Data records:

=-=-=-=-=

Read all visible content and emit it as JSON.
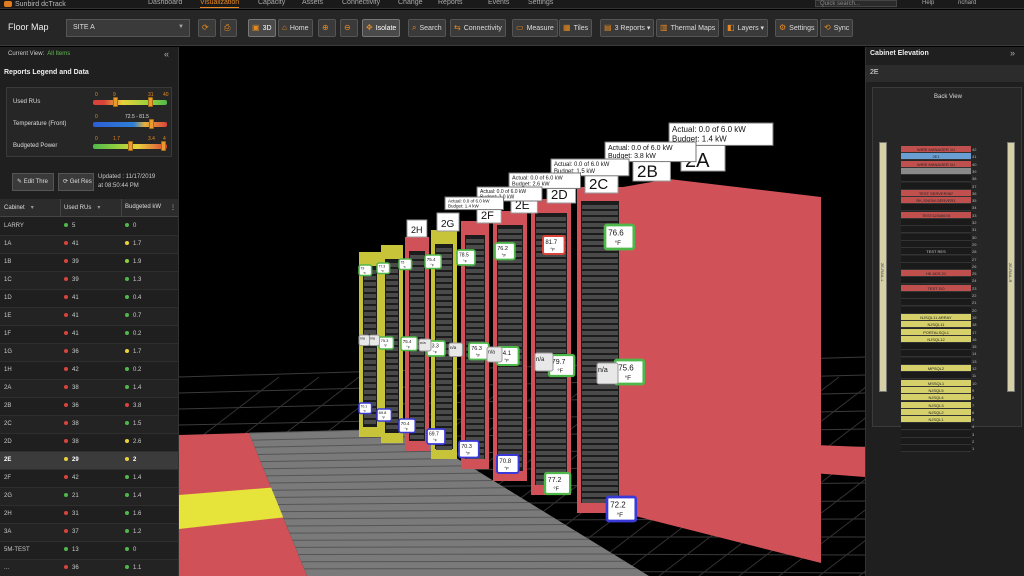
{
  "topnav": {
    "brand": "Sunbird dcTrack",
    "tabs": [
      "Dashboard",
      "Visualization",
      "Capacity",
      "Assets",
      "Connectivity",
      "Change",
      "Reports",
      "Events",
      "Settings"
    ],
    "active_tab": "Visualization",
    "search_placeholder": "Quick search...",
    "help": "Help",
    "user": "richard",
    "accent_color": "#e8891f"
  },
  "toolbar": {
    "title": "Floor Map",
    "site": "SITE A",
    "buttons": [
      {
        "name": "refresh-button",
        "label": "",
        "icon": "refresh-icon"
      },
      {
        "name": "print-button",
        "label": "",
        "icon": "print-icon"
      },
      {
        "name": "3d-button",
        "label": "3D",
        "icon": "cube-icon"
      },
      {
        "name": "home-button",
        "label": "Home",
        "icon": "home-icon"
      },
      {
        "name": "zoom-in-button",
        "label": "",
        "icon": "zoom-in-icon"
      },
      {
        "name": "zoom-out-button",
        "label": "",
        "icon": "zoom-out-icon"
      },
      {
        "name": "isolate-button",
        "label": "Isolate",
        "icon": "isolate-icon"
      },
      {
        "name": "search-button",
        "label": "Search",
        "icon": "search-icon"
      },
      {
        "name": "connectivity-button",
        "label": "Connectivity",
        "icon": "connectivity-icon"
      },
      {
        "name": "measure-button",
        "label": "Measure",
        "icon": "measure-icon"
      },
      {
        "name": "tiles-button",
        "label": "Tiles",
        "icon": "tiles-icon"
      },
      {
        "name": "reports-button",
        "label": "3 Reports ▾",
        "icon": "reports-icon"
      },
      {
        "name": "thermal-maps-button",
        "label": "Thermal Maps",
        "icon": "thermal-icon"
      },
      {
        "name": "layers-button",
        "label": "Layers ▾",
        "icon": "layers-icon"
      },
      {
        "name": "settings-button",
        "label": "Settings",
        "icon": "gear-icon"
      },
      {
        "name": "sync-button",
        "label": "Sync",
        "icon": "sync-icon"
      }
    ]
  },
  "left": {
    "current_view_label": "Current View:",
    "current_view_value": "All Items",
    "legend_title": "Reports Legend and Data",
    "legend": [
      {
        "label": "Used RUs",
        "ticks": [
          "0",
          "9",
          "31",
          "40"
        ],
        "gradient": "linear-gradient(90deg,#d9443a 0%,#d9443a 15%,#e8d23a 40%,#8ccf3f 80%,#4fb84a 100%)"
      },
      {
        "label": "Temperature (Front)",
        "ticks": [
          "0",
          "72.5 - 81.5",
          "",
          ""
        ],
        "gradient": "linear-gradient(90deg,#2d5fd6 0%,#2d7fd6 55%,#e8b23a 70%,#d9443a 100%)"
      },
      {
        "label": "Budgeted Power",
        "ticks": [
          "0",
          "1.7",
          "3.4",
          "4"
        ],
        "gradient": "linear-gradient(90deg,#4fb84a 0%,#8ccf3f 30%,#e8d23a 60%,#d9443a 100%)"
      }
    ],
    "edit_label": "Edit Thre",
    "get_label": "Get Res",
    "updated_label": "Updated : 11/17/2019",
    "updated_time": "at 08:50:44 PM",
    "columns": [
      "Cabinet",
      "Used RUs",
      "Budgeted kW"
    ],
    "rows": [
      {
        "name": "LARRY",
        "ru": "5",
        "rc": "#4fb84a",
        "kw": "0",
        "kc": "#4fb84a"
      },
      {
        "name": "1A",
        "ru": "41",
        "rc": "#d9443a",
        "kw": "1.7",
        "kc": "#e8d23a"
      },
      {
        "name": "1B",
        "ru": "39",
        "rc": "#d9443a",
        "kw": "1.9",
        "kc": "#8ccf3f"
      },
      {
        "name": "1C",
        "ru": "39",
        "rc": "#d9443a",
        "kw": "1.3",
        "kc": "#4fb84a"
      },
      {
        "name": "1D",
        "ru": "41",
        "rc": "#d9443a",
        "kw": "0.4",
        "kc": "#4fb84a"
      },
      {
        "name": "1E",
        "ru": "41",
        "rc": "#d9443a",
        "kw": "0.7",
        "kc": "#4fb84a"
      },
      {
        "name": "1F",
        "ru": "41",
        "rc": "#d9443a",
        "kw": "0.2",
        "kc": "#4fb84a"
      },
      {
        "name": "1G",
        "ru": "36",
        "rc": "#d9443a",
        "kw": "1.7",
        "kc": "#e8d23a"
      },
      {
        "name": "1H",
        "ru": "42",
        "rc": "#d9443a",
        "kw": "0.2",
        "kc": "#4fb84a"
      },
      {
        "name": "2A",
        "ru": "38",
        "rc": "#d9443a",
        "kw": "1.4",
        "kc": "#4fb84a"
      },
      {
        "name": "2B",
        "ru": "36",
        "rc": "#d9443a",
        "kw": "3.8",
        "kc": "#d9443a"
      },
      {
        "name": "2C",
        "ru": "38",
        "rc": "#d9443a",
        "kw": "1.5",
        "kc": "#4fb84a"
      },
      {
        "name": "2D",
        "ru": "38",
        "rc": "#d9443a",
        "kw": "2.6",
        "kc": "#e8d23a"
      },
      {
        "name": "2E",
        "ru": "29",
        "rc": "#e8d23a",
        "kw": "2",
        "kc": "#e8d23a"
      },
      {
        "name": "2F",
        "ru": "42",
        "rc": "#d9443a",
        "kw": "1.4",
        "kc": "#4fb84a"
      },
      {
        "name": "2G",
        "ru": "21",
        "rc": "#4fb84a",
        "kw": "1.4",
        "kc": "#4fb84a"
      },
      {
        "name": "2H",
        "ru": "31",
        "rc": "#d9443a",
        "kw": "1.6",
        "kc": "#4fb84a"
      },
      {
        "name": "3A",
        "ru": "37",
        "rc": "#d9443a",
        "kw": "1.2",
        "kc": "#4fb84a"
      },
      {
        "name": "5M-TEST",
        "ru": "13",
        "rc": "#4fb84a",
        "kw": "0",
        "kc": "#4fb84a"
      },
      {
        "name": "...",
        "ru": "36",
        "rc": "#d9443a",
        "kw": "1.1",
        "kc": "#4fb84a"
      }
    ],
    "selected": "2E"
  },
  "view": {
    "power_labels": [
      {
        "actual": "Actual: 0.0 of 6.0 kW",
        "budget": "Budget: 1.4 kW"
      },
      {
        "actual": "Actual: 0.0 of 6.0 kW",
        "budget": "Budget: 3.8 kW"
      },
      {
        "actual": "Actual: 0.0 of 6.0 kW",
        "budget": "Budget: 1.5 kW"
      },
      {
        "actual": "Actual: 0.0 of 6.0 kW",
        "budget": "Budget: 2.6 kW"
      },
      {
        "actual": "Actual: 0.0 of 6.0 kW",
        "budget": "Budget: 2.0 kW"
      },
      {
        "actual": "Actual: 0.0 of 6.0 kW",
        "budget": "Budget: 1.4 kW"
      }
    ],
    "cabinet_labels": [
      "2A",
      "2B",
      "2C",
      "2D",
      "2E",
      "2F",
      "2G",
      "2H"
    ],
    "temps_top": [
      {
        "v": "76.6",
        "c": "#4fb84a"
      },
      {
        "v": "81.7",
        "c": "#d9443a"
      },
      {
        "v": "76.2",
        "c": "#4fb84a"
      },
      {
        "v": "78.5",
        "c": "#4fb84a"
      },
      {
        "v": "75.4",
        "c": "#4fb84a"
      },
      {
        "v": "79",
        "c": "#4fb84a"
      },
      {
        "v": "77.3",
        "c": "#4fb84a"
      },
      {
        "v": "75",
        "c": "#4fb84a"
      }
    ],
    "temps_mid": [
      {
        "v": "75.6",
        "c": "#4fb84a"
      },
      {
        "v": "79.7",
        "c": "#4fb84a"
      },
      {
        "v": "74.1",
        "c": "#4fb84a"
      },
      {
        "v": "76.3",
        "c": "#4fb84a"
      },
      {
        "v": "73.3",
        "c": "#4fb84a"
      },
      {
        "v": "75.4",
        "c": "#4fb84a"
      },
      {
        "v": "75.3",
        "c": "#4fb84a"
      }
    ],
    "na_mid": [
      "n/a",
      "n/a",
      "n/a",
      "n/a",
      "n/a",
      "n/a",
      "n/a"
    ],
    "temps_bot": [
      {
        "v": "72.2",
        "c": "#3a3ad9"
      },
      {
        "v": "77.2",
        "c": "#4fb84a"
      },
      {
        "v": "70.8",
        "c": "#3a3ad9"
      },
      {
        "v": "70.3",
        "c": "#3a3ad9"
      },
      {
        "v": "69.7",
        "c": "#3a3ad9"
      },
      {
        "v": "70.4",
        "c": "#3a3ad9"
      },
      {
        "v": "69.8",
        "c": "#3a3ad9"
      },
      {
        "v": "70.1",
        "c": "#3a3ad9"
      }
    ],
    "unit": "°F",
    "rack_red": "#d05258",
    "rack_yellow": "#c8c43a",
    "floor_red": "#d05258"
  },
  "right": {
    "title": "Cabinet Elevation",
    "cabinet": "2E",
    "back_view": "Back View",
    "rail_label": "2E-RAIL-L",
    "rail_label_r": "2E-RAIL-R",
    "items": [
      {
        "u": 42,
        "label": "WIRE MANAGER 1U",
        "c": "#c0504d"
      },
      {
        "u": 41,
        "label": "2E1",
        "c": "#6a9fd4"
      },
      {
        "u": 40,
        "label": "WIRE MANAGER 1U",
        "c": "#c0504d"
      },
      {
        "u": 39,
        "label": "",
        "c": "#8a8a8a"
      },
      {
        "u": 36,
        "label": "TEST SERVER987",
        "c": "#c0504d"
      },
      {
        "u": 35,
        "label": "RK-SNOW-SERVER1",
        "c": "#c0504d"
      },
      {
        "u": 33,
        "label": "TEST12345678",
        "c": "#c0504d"
      },
      {
        "u": 28,
        "label": "TEST RES",
        "c": "#1a1a1a"
      },
      {
        "u": 25,
        "label": "HK ADS 21",
        "c": "#c0504d"
      },
      {
        "u": 23,
        "label": "TEST DO",
        "c": "#c0504d"
      },
      {
        "u": 19,
        "label": "NJSQL11 ARRAY",
        "c": "#d6d06a"
      },
      {
        "u": 18,
        "label": "NJSQL11",
        "c": "#d6d06a"
      },
      {
        "u": 17,
        "label": "PORTALSQL1",
        "c": "#d6d06a"
      },
      {
        "u": 16,
        "label": "NJSQL12",
        "c": "#d6d06a"
      },
      {
        "u": 12,
        "label": "MPSQL2",
        "c": "#d6d06a"
      },
      {
        "u": 10,
        "label": "MSSQL1",
        "c": "#d6d06a"
      },
      {
        "u": 9,
        "label": "NJSQL5",
        "c": "#d6d06a"
      },
      {
        "u": 8,
        "label": "NJSQL4",
        "c": "#d6d06a"
      },
      {
        "u": 7,
        "label": "NJSQL3",
        "c": "#d6d06a"
      },
      {
        "u": 6,
        "label": "NJSQL2",
        "c": "#d6d06a"
      },
      {
        "u": 5,
        "label": "NJSQL1",
        "c": "#d6d06a"
      }
    ]
  }
}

=-=-=-=-=

In the listing, find every line containing the word "zoom" and list it.

**ANSWER FOR THIS EXERCISE:**
        "name": "zoom-in-button",
        "icon": "zoom-in-icon"
        "name": "zoom-out-button",
        "icon": "zoom-out-icon"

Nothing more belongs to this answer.